Data items:
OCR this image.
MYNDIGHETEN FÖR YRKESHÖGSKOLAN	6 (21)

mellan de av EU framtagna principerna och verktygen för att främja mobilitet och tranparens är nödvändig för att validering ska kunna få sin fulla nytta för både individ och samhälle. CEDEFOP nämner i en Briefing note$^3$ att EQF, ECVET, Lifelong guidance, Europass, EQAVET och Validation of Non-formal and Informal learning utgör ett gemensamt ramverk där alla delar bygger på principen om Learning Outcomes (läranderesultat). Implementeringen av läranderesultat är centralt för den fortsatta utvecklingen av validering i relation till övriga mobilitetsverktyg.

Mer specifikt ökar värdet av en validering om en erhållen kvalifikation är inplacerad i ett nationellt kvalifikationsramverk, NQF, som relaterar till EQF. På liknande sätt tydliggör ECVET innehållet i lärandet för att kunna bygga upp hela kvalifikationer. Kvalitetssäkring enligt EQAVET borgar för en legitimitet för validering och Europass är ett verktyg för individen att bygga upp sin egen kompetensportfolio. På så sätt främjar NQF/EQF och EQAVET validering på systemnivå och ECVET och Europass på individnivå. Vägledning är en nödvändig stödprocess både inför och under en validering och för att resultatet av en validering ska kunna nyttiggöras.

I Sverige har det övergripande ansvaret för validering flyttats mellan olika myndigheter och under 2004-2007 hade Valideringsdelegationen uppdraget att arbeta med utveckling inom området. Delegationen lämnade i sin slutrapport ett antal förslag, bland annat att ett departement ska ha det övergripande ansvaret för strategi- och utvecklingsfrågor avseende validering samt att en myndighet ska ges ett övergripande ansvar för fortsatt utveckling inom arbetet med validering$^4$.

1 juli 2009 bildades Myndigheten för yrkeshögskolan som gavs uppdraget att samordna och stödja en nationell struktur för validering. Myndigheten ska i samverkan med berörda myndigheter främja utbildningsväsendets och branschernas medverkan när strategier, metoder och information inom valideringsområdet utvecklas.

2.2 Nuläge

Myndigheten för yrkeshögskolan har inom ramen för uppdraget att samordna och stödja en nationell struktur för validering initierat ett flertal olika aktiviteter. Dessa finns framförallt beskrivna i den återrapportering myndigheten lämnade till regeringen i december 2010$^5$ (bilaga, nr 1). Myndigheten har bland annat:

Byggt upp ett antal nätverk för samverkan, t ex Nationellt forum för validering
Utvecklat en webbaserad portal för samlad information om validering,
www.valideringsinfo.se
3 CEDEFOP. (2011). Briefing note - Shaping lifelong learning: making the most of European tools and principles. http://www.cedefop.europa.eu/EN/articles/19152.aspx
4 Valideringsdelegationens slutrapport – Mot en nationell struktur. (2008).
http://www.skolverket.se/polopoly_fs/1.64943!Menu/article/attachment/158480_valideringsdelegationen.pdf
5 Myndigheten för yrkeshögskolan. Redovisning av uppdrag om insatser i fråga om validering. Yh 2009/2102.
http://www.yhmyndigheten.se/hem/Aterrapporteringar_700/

■ WHAT YOU HAVE TO DO:
Write out every line of the entries that holds the word "samverkan".

■ SOLUTION TO THIS TASK:
1 juli 2009 bildades Myndigheten för yrkeshögskolan som gavs uppdraget att samordna och stödja en nationell struktur för validering. Myndigheten ska i samverkan med berörda myndigheter främja utbildningsväsendets och branschernas medverkan när strategier, metoder och information inom valideringsområdet utvecklas.
Byggt upp ett antal nätverk för samverkan, t ex Nationellt forum för validering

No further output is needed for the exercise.